Extracted records:
• • • • • • •

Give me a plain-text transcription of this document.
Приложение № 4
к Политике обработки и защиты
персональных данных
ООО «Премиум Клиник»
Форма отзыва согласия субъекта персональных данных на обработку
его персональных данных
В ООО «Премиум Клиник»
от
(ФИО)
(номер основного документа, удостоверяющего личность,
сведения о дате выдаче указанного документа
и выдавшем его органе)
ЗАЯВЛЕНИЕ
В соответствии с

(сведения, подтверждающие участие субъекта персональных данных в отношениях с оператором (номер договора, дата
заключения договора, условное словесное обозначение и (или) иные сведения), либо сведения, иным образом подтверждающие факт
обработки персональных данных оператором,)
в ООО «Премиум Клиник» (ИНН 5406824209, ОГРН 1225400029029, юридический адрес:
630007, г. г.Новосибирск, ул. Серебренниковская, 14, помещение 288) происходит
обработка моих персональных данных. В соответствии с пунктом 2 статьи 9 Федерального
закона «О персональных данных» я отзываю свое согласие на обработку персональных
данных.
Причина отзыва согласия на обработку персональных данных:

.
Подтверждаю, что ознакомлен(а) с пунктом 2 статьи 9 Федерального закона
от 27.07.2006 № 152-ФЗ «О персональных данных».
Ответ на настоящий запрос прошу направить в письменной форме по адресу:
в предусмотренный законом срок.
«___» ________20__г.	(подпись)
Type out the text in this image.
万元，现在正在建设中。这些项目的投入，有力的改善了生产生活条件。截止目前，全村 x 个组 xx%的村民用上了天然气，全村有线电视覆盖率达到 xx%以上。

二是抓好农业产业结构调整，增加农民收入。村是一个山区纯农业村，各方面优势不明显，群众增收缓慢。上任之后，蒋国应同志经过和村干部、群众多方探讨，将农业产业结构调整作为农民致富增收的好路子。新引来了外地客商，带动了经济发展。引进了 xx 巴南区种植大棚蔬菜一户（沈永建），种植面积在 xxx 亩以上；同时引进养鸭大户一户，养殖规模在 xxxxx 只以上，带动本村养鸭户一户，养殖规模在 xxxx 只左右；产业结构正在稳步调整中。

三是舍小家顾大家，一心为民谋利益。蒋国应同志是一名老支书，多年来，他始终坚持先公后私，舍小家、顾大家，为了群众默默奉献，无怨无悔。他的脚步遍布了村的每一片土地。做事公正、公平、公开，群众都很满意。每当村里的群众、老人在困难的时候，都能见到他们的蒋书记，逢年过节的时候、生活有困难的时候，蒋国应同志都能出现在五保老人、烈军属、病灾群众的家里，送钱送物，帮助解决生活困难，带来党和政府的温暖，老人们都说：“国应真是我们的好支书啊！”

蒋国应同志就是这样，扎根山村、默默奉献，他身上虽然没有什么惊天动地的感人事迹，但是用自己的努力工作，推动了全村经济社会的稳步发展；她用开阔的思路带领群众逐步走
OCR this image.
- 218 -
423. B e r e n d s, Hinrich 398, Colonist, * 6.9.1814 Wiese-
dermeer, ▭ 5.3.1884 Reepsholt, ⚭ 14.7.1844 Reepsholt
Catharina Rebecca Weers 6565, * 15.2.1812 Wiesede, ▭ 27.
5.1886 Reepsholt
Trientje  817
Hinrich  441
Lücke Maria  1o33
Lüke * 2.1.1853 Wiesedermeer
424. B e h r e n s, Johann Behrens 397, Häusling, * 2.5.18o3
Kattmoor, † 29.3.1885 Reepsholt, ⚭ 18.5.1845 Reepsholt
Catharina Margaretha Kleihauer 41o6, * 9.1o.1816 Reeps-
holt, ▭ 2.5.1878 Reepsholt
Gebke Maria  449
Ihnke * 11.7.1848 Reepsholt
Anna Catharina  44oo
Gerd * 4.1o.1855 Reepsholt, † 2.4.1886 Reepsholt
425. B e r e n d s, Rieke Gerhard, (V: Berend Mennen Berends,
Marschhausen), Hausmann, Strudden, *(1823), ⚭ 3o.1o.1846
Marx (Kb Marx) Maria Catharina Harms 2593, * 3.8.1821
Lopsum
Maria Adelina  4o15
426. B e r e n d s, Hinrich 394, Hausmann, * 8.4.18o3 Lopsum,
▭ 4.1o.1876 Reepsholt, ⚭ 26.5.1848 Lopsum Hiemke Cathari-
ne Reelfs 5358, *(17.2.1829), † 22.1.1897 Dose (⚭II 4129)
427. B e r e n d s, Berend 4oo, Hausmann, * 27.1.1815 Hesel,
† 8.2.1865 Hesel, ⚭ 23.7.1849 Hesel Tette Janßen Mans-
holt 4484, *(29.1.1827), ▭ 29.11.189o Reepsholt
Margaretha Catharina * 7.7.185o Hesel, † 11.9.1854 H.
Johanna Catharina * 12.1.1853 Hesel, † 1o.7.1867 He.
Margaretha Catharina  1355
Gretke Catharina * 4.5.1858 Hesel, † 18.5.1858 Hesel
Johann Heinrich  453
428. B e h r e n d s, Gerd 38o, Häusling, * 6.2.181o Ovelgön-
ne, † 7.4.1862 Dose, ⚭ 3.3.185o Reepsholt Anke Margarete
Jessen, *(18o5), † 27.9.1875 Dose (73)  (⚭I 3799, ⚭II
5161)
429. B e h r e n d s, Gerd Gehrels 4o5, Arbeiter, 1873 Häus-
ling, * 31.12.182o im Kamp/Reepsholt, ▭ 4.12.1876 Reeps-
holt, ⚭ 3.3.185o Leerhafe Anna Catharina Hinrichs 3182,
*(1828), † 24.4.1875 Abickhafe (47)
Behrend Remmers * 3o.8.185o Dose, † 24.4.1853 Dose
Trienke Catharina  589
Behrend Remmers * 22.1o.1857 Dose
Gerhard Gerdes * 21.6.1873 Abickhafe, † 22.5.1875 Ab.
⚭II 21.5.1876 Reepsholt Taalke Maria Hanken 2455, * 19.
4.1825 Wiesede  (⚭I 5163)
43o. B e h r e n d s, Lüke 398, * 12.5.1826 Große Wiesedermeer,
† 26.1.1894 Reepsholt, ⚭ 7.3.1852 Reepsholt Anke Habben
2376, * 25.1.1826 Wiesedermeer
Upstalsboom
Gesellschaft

• • • • • • •

Nothing should be left out: repeat all of the data exactly.

Give me a plain-text transcription of this document.
Приложение № 4
к Политике обработки и защиты
персональных данных
ООО «Премиум Клиник»
Форма отзыва согласия субъекта персональных данных на обработку
его персональных данных
В ООО «Премиум Клиник»
от
(ФИО)
(номер основного документа, удостоверяющего личность,
сведения о дате выдаче указанного документа
и выдавшем его органе)
ЗАЯВЛЕНИЕ
В соответствии с

(сведения, подтверждающие участие субъекта персональных данных в отношениях с оператором (номер договора, дата
заключения договора, условное словесное обозначение и (или) иные сведения), либо сведения, иным образом подтверждающие факт
обработки персональных данных оператором,)
в ООО «Премиум Клиник» (ИНН 5406824209, ОГРН 1225400029029, юридический адрес:
630007, г. г.Новосибирск, ул. Серебренниковская, 14, помещение 288) происходит
обработка моих персональных данных. В соответствии с пунктом 2 статьи 9 Федерального
закона «О персональных данных» я отзываю свое согласие на обработку персональных
данных.
Причина отзыва согласия на обработку персональных данных:

.
Подтверждаю, что ознакомлен(а) с пунктом 2 статьи 9 Федерального закона
от 27.07.2006 № 152-ФЗ «О персональных данных».
Ответ на настоящий запрос прошу направить в письменной форме по адресу:
в предусмотренный законом срок.
«___» ________20__г.	(подпись)
Type out the text in this image.
万元，现在正在建设中。这些项目的投入，有力的改善了生产生活条件。截止目前，全村 x 个组 xx%的村民用上了天然气，全村有线电视覆盖率达到 xx%以上。

二是抓好农业产业结构调整，增加农民收入。村是一个山区纯农业村，各方面优势不明显，群众增收缓慢。上任之后，蒋国应同志经过和村干部、群众多方探讨，将农业产业结构调整作为农民致富增收的好路子。新引来了外地客商，带动了经济发展。引进了 xx 巴南区种植大棚蔬菜一户（沈永建），种植面积在 xxx 亩以上；同时引进养鸭大户一户，养殖规模在 xxxxx 只以上，带动本村养鸭户一户，养殖规模在 xxxx 只左右；产业结构正在稳步调整中。

三是舍小家顾大家，一心为民谋利益。蒋国应同志是一名老支书，多年来，他始终坚持先公后私，舍小家、顾大家，为了群众默默奉献，无怨无悔。他的脚步遍布了村的每一片土地。做事公正、公平、公开，群众都很满意。每当村里的群众、老人在困难的时候，都能见到他们的蒋书记，逢年过节的时候、生活有困难的时候，蒋国应同志都能出现在五保老人、烈军属、病灾群众的家里，送钱送物，帮助解决生活困难，带来党和政府的温暖，老人们都说：“国应真是我们的好支书啊！”

蒋国应同志就是这样，扎根山村、默默奉献，他身上虽然没有什么惊天动地的感人事迹，但是用自己的努力工作，推动了全村经济社会的稳步发展；她用开阔的思路带领群众逐步走
OCR this image.
- 218 -
423. B e r e n d s, Hinrich 398, Colonist, * 6.9.1814 Wiese-
dermeer, ▭ 5.3.1884 Reepsholt, ⚭ 14.7.1844 Reepsholt
Catharina Rebecca Weers 6565, * 15.2.1812 Wiesede, ▭ 27.
5.1886 Reepsholt
Trientje  817
Hinrich  441
Lücke Maria  1o33
Lüke * 2.1.1853 Wiesedermeer
424. B e h r e n s, Johann Behrens 397, Häusling, * 2.5.18o3
Kattmoor, † 29.3.1885 Reepsholt, ⚭ 18.5.1845 Reepsholt
Catharina Margaretha Kleihauer 41o6, * 9.1o.1816 Reeps-
holt, ▭ 2.5.1878 Reepsholt
Gebke Maria  449
Ihnke * 11.7.1848 Reepsholt
Anna Catharina  44oo
Gerd * 4.1o.1855 Reepsholt, † 2.4.1886 Reepsholt
425. B e r e n d s, Rieke Gerhard, (V: Berend Mennen Berends,
Marschhausen), Hausmann, Strudden, *(1823), ⚭ 3o.1o.1846
Marx (Kb Marx) Maria Catharina Harms 2593, * 3.8.1821
Lopsum
Maria Adelina  4o15
426. B e r e n d s, Hinrich 394, Hausmann, * 8.4.18o3 Lopsum,
▭ 4.1o.1876 Reepsholt, ⚭ 26.5.1848 Lopsum Hiemke Cathari-
ne Reelfs 5358, *(17.2.1829), † 22.1.1897 Dose (⚭II 4129)
427. B e r e n d s, Berend 4oo, Hausmann, * 27.1.1815 Hesel,
† 8.2.1865 Hesel, ⚭ 23.7.1849 Hesel Tette Janßen Mans-
holt 4484, *(29.1.1827), ▭ 29.11.189o Reepsholt
Margaretha Catharina * 7.7.185o Hesel, † 11.9.1854 H.
Johanna Catharina * 12.1.1853 Hesel, † 1o.7.1867 He.
Margaretha Catharina  1355
Gretke Catharina * 4.5.1858 Hesel, † 18.5.1858 Hesel
Johann Heinrich  453
428. B e h r e n d s, Gerd 38o, Häusling, * 6.2.181o Ovelgön-
ne, † 7.4.1862 Dose, ⚭ 3.3.185o Reepsholt Anke Margarete
Jessen, *(18o5), † 27.9.1875 Dose (73)  (⚭I 3799, ⚭II
5161)
429. B e h r e n d s, Gerd Gehrels 4o5, Arbeiter, 1873 Häus-
ling, * 31.12.182o im Kamp/Reepsholt, ▭ 4.12.1876 Reeps-
holt, ⚭ 3.3.185o Leerhafe Anna Catharina Hinrichs 3182,
*(1828), † 24.4.1875 Abickhafe (47)
Behrend Remmers * 3o.8.185o Dose, † 24.4.1853 Dose
Trienke Catharina  589
Behrend Remmers * 22.1o.1857 Dose
Gerhard Gerdes * 21.6.1873 Abickhafe, † 22.5.1875 Ab.
⚭II 21.5.1876 Reepsholt Taalke Maria Hanken 2455, * 19.
4.1825 Wiesede  (⚭I 5163)
43o. B e h r e n d s, Lüke 398, * 12.5.1826 Große Wiesedermeer,
† 26.1.1894 Reepsholt, ⚭ 7.3.1852 Reepsholt Anke Habben
2376, * 25.1.1826 Wiesedermeer
Upstalsboom
Gesellschaft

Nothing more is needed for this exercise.